## WHAT IS EXPECTED
Take the lines from the one with "Enumerate this screenshot's" through the end of the material below and repeat them exactly, dropping every picture.

## Dataset listings of figures
* BEGIN *
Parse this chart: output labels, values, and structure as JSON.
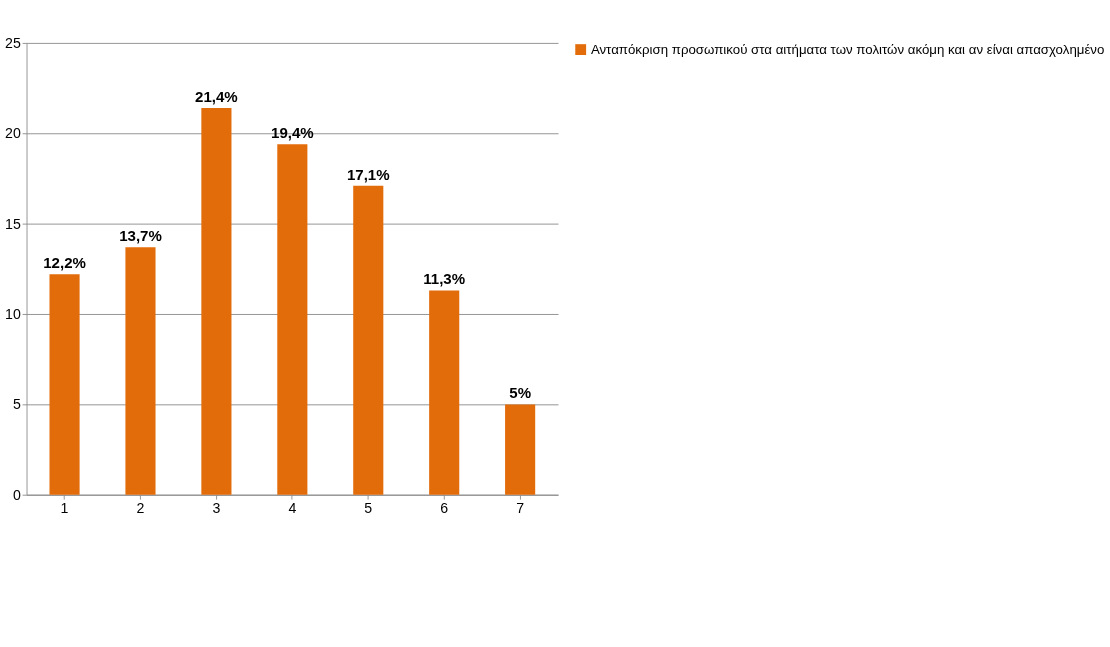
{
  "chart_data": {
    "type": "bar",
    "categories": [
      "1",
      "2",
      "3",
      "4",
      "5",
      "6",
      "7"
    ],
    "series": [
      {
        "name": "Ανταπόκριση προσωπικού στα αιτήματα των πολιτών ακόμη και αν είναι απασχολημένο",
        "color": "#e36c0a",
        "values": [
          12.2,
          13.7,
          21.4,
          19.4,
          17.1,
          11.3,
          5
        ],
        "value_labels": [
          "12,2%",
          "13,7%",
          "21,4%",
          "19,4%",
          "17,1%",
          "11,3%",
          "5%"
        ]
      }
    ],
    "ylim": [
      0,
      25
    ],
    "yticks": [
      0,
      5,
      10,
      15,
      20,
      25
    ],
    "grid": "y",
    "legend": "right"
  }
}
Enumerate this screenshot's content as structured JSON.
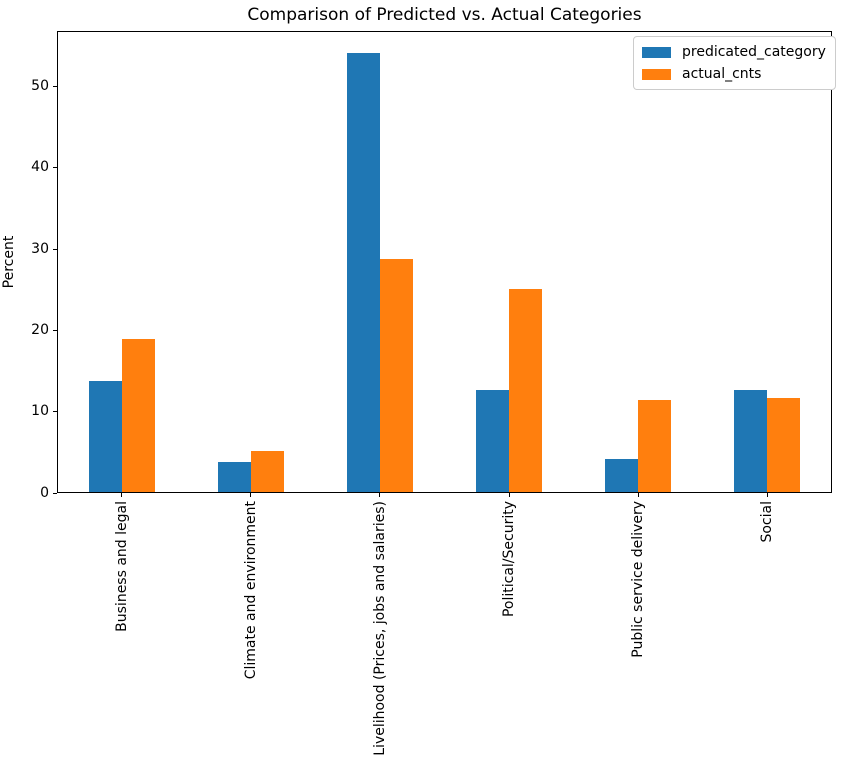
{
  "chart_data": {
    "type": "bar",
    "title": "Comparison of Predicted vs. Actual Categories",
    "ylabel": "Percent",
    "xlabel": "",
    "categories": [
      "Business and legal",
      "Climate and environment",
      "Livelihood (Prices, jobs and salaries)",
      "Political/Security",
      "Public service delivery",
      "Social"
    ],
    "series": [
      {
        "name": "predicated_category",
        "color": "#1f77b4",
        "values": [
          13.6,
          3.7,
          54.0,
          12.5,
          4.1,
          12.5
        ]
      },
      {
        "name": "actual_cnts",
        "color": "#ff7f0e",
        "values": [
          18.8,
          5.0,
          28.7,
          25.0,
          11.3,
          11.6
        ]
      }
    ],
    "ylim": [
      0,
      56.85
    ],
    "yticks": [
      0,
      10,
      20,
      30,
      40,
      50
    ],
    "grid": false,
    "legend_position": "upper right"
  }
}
* END *
## RESULT
Enumerate this screenshot's content as structured JSON.
{
  "chart_data": {
    "type": "bar",
    "title": "Comparison of Predicted vs. Actual Categories",
    "ylabel": "Percent",
    "xlabel": "",
    "categories": [
      "Business and legal",
      "Climate and environment",
      "Livelihood (Prices, jobs and salaries)",
      "Political/Security",
      "Public service delivery",
      "Social"
    ],
    "series": [
      {
        "name": "predicated_category",
        "color": "#1f77b4",
        "values": [
          13.6,
          3.7,
          54.0,
          12.5,
          4.1,
          12.5
        ]
      },
      {
        "name": "actual_cnts",
        "color": "#ff7f0e",
        "values": [
          18.8,
          5.0,
          28.7,
          25.0,
          11.3,
          11.6
        ]
      }
    ],
    "ylim": [
      0,
      56.85
    ],
    "yticks": [
      0,
      10,
      20,
      30,
      40,
      50
    ],
    "grid": false,
    "legend_position": "upper right"
  }
}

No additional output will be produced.